▶ **TASK GOAL**: Write out all lines holding the word "title".

(Data excerpts)
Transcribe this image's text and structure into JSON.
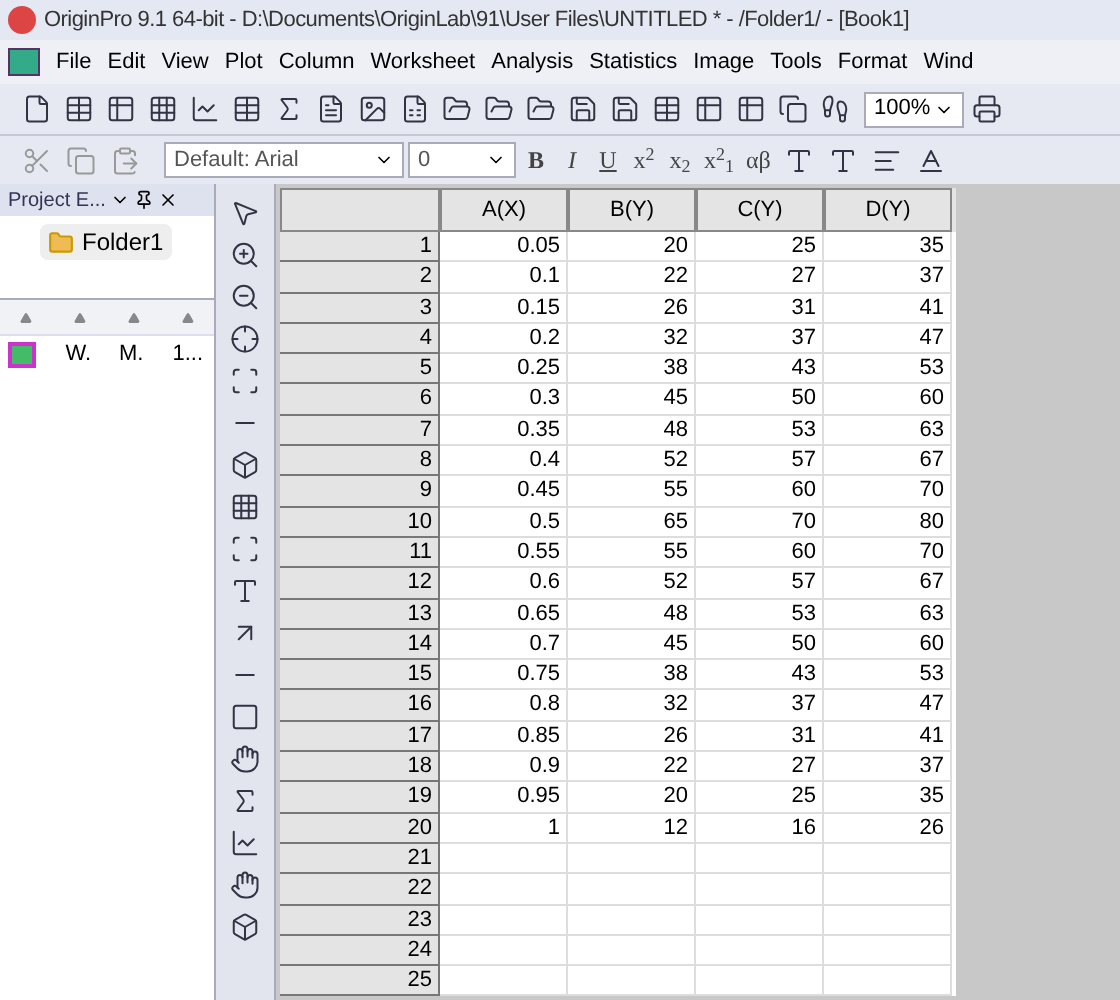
{
  "window": {
    "title": "OriginPro 9.1 64-bit - D:\\Documents\\OriginLab\\91\\User Files\\UNTITLED * - /Folder1/ - [Book1]"
  },
  "menu": [
    "File",
    "Edit",
    "View",
    "Plot",
    "Column",
    "Worksheet",
    "Analysis",
    "Statistics",
    "Image",
    "Tools",
    "Format",
    "Wind"
  ],
  "toolbar": {
    "zoom": "100%"
  },
  "format_bar": {
    "font": "Default: Arial",
    "size": "0",
    "buttons": [
      "B",
      "I",
      "U",
      "x$^{2}$",
      "x$_{2}$",
      "x$^{2}$$_{1}$",
      "αβ"
    ]
  },
  "project_explorer": {
    "title": "Project E...",
    "folder": "Folder1",
    "items": [
      {
        "cells": [
          "W.",
          "M.",
          "1..."
        ]
      }
    ]
  },
  "worksheet": {
    "columns": [
      "A(X)",
      "B(Y)",
      "C(Y)",
      "D(Y)"
    ],
    "rows": [
      [
        "1",
        "0.05",
        "20",
        "25",
        "35"
      ],
      [
        "2",
        "0.1",
        "22",
        "27",
        "37"
      ],
      [
        "3",
        "0.15",
        "26",
        "31",
        "41"
      ],
      [
        "4",
        "0.2",
        "32",
        "37",
        "47"
      ],
      [
        "5",
        "0.25",
        "38",
        "43",
        "53"
      ],
      [
        "6",
        "0.3",
        "45",
        "50",
        "60"
      ],
      [
        "7",
        "0.35",
        "48",
        "53",
        "63"
      ],
      [
        "8",
        "0.4",
        "52",
        "57",
        "67"
      ],
      [
        "9",
        "0.45",
        "55",
        "60",
        "70"
      ],
      [
        "10",
        "0.5",
        "65",
        "70",
        "80"
      ],
      [
        "11",
        "0.55",
        "55",
        "60",
        "70"
      ],
      [
        "12",
        "0.6",
        "52",
        "57",
        "67"
      ],
      [
        "13",
        "0.65",
        "48",
        "53",
        "63"
      ],
      [
        "14",
        "0.7",
        "45",
        "50",
        "60"
      ],
      [
        "15",
        "0.75",
        "38",
        "43",
        "53"
      ],
      [
        "16",
        "0.8",
        "32",
        "37",
        "47"
      ],
      [
        "17",
        "0.85",
        "26",
        "31",
        "41"
      ],
      [
        "18",
        "0.9",
        "22",
        "27",
        "37"
      ],
      [
        "19",
        "0.95",
        "20",
        "25",
        "35"
      ],
      [
        "20",
        "1",
        "12",
        "16",
        "26"
      ],
      [
        "21",
        "",
        "",
        "",
        ""
      ],
      [
        "22",
        "",
        "",
        "",
        ""
      ],
      [
        "23",
        "",
        "",
        "",
        ""
      ],
      [
        "24",
        "",
        "",
        "",
        ""
      ],
      [
        "25",
        "",
        "",
        "",
        ""
      ]
    ]
  }
}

▶ **RESPONSE FOR THIS EXERCISE**:
    "title": "OriginPro 9.1 64-bit - D:\\Documents\\OriginLab\\91\\User Files\\UNTITLED * - /Folder1/ - [Book1]"
    "title": "Project E...",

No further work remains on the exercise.